§ **WHAT IS EXPECTED**:
Write out all the material exactly. Leave nothing out.

§ **DATASET EXCERPTS**:
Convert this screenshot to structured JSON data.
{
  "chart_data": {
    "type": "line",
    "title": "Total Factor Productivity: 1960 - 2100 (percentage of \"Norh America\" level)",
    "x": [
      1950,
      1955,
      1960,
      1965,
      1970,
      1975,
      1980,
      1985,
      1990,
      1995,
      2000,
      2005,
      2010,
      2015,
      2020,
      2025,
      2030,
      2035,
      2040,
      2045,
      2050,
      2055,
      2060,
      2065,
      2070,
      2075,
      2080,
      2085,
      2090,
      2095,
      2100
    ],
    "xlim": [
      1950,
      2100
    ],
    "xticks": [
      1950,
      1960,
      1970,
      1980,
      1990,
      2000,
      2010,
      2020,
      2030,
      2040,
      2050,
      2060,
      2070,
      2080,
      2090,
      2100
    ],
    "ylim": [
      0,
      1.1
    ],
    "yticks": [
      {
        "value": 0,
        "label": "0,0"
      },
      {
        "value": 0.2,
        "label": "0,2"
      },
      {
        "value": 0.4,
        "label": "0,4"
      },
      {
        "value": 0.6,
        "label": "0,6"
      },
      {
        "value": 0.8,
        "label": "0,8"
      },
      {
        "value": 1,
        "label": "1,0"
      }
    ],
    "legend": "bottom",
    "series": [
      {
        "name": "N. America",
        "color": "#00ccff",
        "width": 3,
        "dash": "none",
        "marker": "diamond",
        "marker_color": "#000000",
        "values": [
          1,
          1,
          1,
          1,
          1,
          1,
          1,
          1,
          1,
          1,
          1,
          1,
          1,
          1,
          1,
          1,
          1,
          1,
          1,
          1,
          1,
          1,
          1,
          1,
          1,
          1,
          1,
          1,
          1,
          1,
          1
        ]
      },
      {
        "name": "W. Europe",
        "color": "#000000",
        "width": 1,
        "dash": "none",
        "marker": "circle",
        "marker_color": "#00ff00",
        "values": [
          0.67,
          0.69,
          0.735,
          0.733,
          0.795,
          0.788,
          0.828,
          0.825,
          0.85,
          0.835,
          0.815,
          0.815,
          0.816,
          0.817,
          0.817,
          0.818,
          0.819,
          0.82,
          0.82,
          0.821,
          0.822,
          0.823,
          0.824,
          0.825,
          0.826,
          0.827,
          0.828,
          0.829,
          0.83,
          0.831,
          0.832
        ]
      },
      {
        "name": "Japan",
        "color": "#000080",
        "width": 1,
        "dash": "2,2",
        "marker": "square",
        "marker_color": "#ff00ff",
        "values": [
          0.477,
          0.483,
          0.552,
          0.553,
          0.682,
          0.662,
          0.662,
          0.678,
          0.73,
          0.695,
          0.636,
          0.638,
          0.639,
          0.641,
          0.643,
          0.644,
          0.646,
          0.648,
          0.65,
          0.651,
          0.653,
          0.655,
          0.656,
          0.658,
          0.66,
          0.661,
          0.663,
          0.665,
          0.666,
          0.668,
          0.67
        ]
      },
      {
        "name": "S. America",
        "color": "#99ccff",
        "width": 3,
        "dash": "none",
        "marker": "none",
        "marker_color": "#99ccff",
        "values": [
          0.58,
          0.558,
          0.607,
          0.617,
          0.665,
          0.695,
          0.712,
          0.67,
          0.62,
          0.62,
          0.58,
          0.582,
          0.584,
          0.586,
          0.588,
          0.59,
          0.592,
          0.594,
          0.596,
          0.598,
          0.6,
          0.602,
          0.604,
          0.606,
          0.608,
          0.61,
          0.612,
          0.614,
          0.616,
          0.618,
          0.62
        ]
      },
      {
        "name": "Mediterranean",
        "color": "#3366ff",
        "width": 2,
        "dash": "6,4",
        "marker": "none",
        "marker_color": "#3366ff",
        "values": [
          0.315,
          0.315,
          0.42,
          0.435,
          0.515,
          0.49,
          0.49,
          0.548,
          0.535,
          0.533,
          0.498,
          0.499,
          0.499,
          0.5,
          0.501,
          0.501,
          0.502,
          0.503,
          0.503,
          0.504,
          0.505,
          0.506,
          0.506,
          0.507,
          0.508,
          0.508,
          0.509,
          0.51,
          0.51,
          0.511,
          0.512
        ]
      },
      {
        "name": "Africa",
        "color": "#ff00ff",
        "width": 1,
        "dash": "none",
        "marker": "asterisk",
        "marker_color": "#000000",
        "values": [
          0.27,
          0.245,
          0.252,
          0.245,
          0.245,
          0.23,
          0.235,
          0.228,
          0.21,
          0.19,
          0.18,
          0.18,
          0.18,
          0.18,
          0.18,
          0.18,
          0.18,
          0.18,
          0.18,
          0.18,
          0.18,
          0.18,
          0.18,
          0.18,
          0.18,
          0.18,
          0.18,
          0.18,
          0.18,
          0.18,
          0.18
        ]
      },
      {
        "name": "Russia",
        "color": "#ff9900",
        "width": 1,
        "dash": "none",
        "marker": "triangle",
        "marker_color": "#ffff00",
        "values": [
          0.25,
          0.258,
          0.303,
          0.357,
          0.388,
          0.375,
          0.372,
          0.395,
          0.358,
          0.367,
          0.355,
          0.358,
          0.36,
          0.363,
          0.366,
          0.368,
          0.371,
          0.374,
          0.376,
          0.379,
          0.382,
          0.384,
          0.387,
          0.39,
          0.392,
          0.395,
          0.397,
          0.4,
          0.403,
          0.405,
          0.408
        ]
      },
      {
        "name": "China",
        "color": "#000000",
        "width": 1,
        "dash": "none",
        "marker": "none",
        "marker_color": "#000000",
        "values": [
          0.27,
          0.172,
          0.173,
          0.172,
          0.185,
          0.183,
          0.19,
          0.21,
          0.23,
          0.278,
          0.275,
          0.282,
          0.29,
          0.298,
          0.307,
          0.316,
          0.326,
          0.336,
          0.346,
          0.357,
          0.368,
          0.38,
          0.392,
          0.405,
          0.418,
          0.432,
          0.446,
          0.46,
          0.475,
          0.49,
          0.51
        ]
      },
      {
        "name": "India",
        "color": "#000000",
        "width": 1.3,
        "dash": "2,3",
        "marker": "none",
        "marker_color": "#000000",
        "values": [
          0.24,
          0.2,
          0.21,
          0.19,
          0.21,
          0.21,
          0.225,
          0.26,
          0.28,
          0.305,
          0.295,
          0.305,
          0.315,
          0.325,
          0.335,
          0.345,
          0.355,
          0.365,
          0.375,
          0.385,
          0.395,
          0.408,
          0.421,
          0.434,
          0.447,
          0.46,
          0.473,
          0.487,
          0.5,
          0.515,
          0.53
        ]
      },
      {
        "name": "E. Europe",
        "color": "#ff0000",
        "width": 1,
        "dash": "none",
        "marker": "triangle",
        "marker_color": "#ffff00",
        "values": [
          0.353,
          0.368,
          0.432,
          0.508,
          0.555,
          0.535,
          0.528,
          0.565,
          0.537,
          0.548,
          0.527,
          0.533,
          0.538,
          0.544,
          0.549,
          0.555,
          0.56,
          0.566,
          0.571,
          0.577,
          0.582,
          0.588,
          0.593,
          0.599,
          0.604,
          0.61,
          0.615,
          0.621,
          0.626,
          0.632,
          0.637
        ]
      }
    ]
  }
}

§ **RESPONSE TO THE TASK**:
Convert this screenshot to structured JSON data.
{
  "chart_data": {
    "type": "line",
    "title": "Total Factor Productivity: 1960 - 2100 (percentage of \"Norh America\" level)",
    "x": [
      1950,
      1955,
      1960,
      1965,
      1970,
      1975,
      1980,
      1985,
      1990,
      1995,
      2000,
      2005,
      2010,
      2015,
      2020,
      2025,
      2030,
      2035,
      2040,
      2045,
      2050,
      2055,
      2060,
      2065,
      2070,
      2075,
      2080,
      2085,
      2090,
      2095,
      2100
    ],
    "xlim": [
      1950,
      2100
    ],
    "xticks": [
      1950,
      1960,
      1970,
      1980,
      1990,
      2000,
      2010,
      2020,
      2030,
      2040,
      2050,
      2060,
      2070,
      2080,
      2090,
      2100
    ],
    "ylim": [
      0,
      1.1
    ],
    "yticks": [
      {
        "value": 0,
        "label": "0,0"
      },
      {
        "value": 0.2,
        "label": "0,2"
      },
      {
        "value": 0.4,
        "label": "0,4"
      },
      {
        "value": 0.6,
        "label": "0,6"
      },
      {
        "value": 0.8,
        "label": "0,8"
      },
      {
        "value": 1,
        "label": "1,0"
      }
    ],
    "legend": "bottom",
    "series": [
      {
        "name": "N. America",
        "color": "#00ccff",
        "width": 3,
        "dash": "none",
        "marker": "diamond",
        "marker_color": "#000000",
        "values": [
          1,
          1,
          1,
          1,
          1,
          1,
          1,
          1,
          1,
          1,
          1,
          1,
          1,
          1,
          1,
          1,
          1,
          1,
          1,
          1,
          1,
          1,
          1,
          1,
          1,
          1,
          1,
          1,
          1,
          1,
          1
        ]
      },
      {
        "name": "W. Europe",
        "color": "#000000",
        "width": 1,
        "dash": "none",
        "marker": "circle",
        "marker_color": "#00ff00",
        "values": [
          0.67,
          0.69,
          0.735,
          0.733,
          0.795,
          0.788,
          0.828,
          0.825,
          0.85,
          0.835,
          0.815,
          0.815,
          0.816,
          0.817,
          0.817,
          0.818,
          0.819,
          0.82,
          0.82,
          0.821,
          0.822,
          0.823,
          0.824,
          0.825,
          0.826,
          0.827,
          0.828,
          0.829,
          0.83,
          0.831,
          0.832
        ]
      },
      {
        "name": "Japan",
        "color": "#000080",
        "width": 1,
        "dash": "2,2",
        "marker": "square",
        "marker_color": "#ff00ff",
        "values": [
          0.477,
          0.483,
          0.552,
          0.553,
          0.682,
          0.662,
          0.662,
          0.678,
          0.73,
          0.695,
          0.636,
          0.638,
          0.639,
          0.641,
          0.643,
          0.644,
          0.646,
          0.648,
          0.65,
          0.651,
          0.653,
          0.655,
          0.656,
          0.658,
          0.66,
          0.661,
          0.663,
          0.665,
          0.666,
          0.668,
          0.67
        ]
      },
      {
        "name": "S. America",
        "color": "#99ccff",
        "width": 3,
        "dash": "none",
        "marker": "none",
        "marker_color": "#99ccff",
        "values": [
          0.58,
          0.558,
          0.607,
          0.617,
          0.665,
          0.695,
          0.712,
          0.67,
          0.62,
          0.62,
          0.58,
          0.582,
          0.584,
          0.586,
          0.588,
          0.59,
          0.592,
          0.594,
          0.596,
          0.598,
          0.6,
          0.602,
          0.604,
          0.606,
          0.608,
          0.61,
          0.612,
          0.614,
          0.616,
          0.618,
          0.62
        ]
      },
      {
        "name": "Mediterranean",
        "color": "#3366ff",
        "width": 2,
        "dash": "6,4",
        "marker": "none",
        "marker_color": "#3366ff",
        "values": [
          0.315,
          0.315,
          0.42,
          0.435,
          0.515,
          0.49,
          0.49,
          0.548,
          0.535,
          0.533,
          0.498,
          0.499,
          0.499,
          0.5,
          0.501,
          0.501,
          0.502,
          0.503,
          0.503,
          0.504,
          0.505,
          0.506,
          0.506,
          0.507,
          0.508,
          0.508,
          0.509,
          0.51,
          0.51,
          0.511,
          0.512
        ]
      },
      {
        "name": "Africa",
        "color": "#ff00ff",
        "width": 1,
        "dash": "none",
        "marker": "asterisk",
        "marker_color": "#000000",
        "values": [
          0.27,
          0.245,
          0.252,
          0.245,
          0.245,
          0.23,
          0.235,
          0.228,
          0.21,
          0.19,
          0.18,
          0.18,
          0.18,
          0.18,
          0.18,
          0.18,
          0.18,
          0.18,
          0.18,
          0.18,
          0.18,
          0.18,
          0.18,
          0.18,
          0.18,
          0.18,
          0.18,
          0.18,
          0.18,
          0.18,
          0.18
        ]
      },
      {
        "name": "Russia",
        "color": "#ff9900",
        "width": 1,
        "dash": "none",
        "marker": "triangle",
        "marker_color": "#ffff00",
        "values": [
          0.25,
          0.258,
          0.303,
          0.357,
          0.388,
          0.375,
          0.372,
          0.395,
          0.358,
          0.367,
          0.355,
          0.358,
          0.36,
          0.363,
          0.366,
          0.368,
          0.371,
          0.374,
          0.376,
          0.379,
          0.382,
          0.384,
          0.387,
          0.39,
          0.392,
          0.395,
          0.397,
          0.4,
          0.403,
          0.405,
          0.408
        ]
      },
      {
        "name": "China",
        "color": "#000000",
        "width": 1,
        "dash": "none",
        "marker": "none",
        "marker_color": "#000000",
        "values": [
          0.27,
          0.172,
          0.173,
          0.172,
          0.185,
          0.183,
          0.19,
          0.21,
          0.23,
          0.278,
          0.275,
          0.282,
          0.29,
          0.298,
          0.307,
          0.316,
          0.326,
          0.336,
          0.346,
          0.357,
          0.368,
          0.38,
          0.392,
          0.405,
          0.418,
          0.432,
          0.446,
          0.46,
          0.475,
          0.49,
          0.51
        ]
      },
      {
        "name": "India",
        "color": "#000000",
        "width": 1.3,
        "dash": "2,3",
        "marker": "none",
        "marker_color": "#000000",
        "values": [
          0.24,
          0.2,
          0.21,
          0.19,
          0.21,
          0.21,
          0.225,
          0.26,
          0.28,
          0.305,
          0.295,
          0.305,
          0.315,
          0.325,
          0.335,
          0.345,
          0.355,
          0.365,
          0.375,
          0.385,
          0.395,
          0.408,
          0.421,
          0.434,
          0.447,
          0.46,
          0.473,
          0.487,
          0.5,
          0.515,
          0.53
        ]
      },
      {
        "name": "E. Europe",
        "color": "#ff0000",
        "width": 1,
        "dash": "none",
        "marker": "triangle",
        "marker_color": "#ffff00",
        "values": [
          0.353,
          0.368,
          0.432,
          0.508,
          0.555,
          0.535,
          0.528,
          0.565,
          0.537,
          0.548,
          0.527,
          0.533,
          0.538,
          0.544,
          0.549,
          0.555,
          0.56,
          0.566,
          0.571,
          0.577,
          0.582,
          0.588,
          0.593,
          0.599,
          0.604,
          0.61,
          0.615,
          0.621,
          0.626,
          0.632,
          0.637
        ]
      }
    ]
  }
}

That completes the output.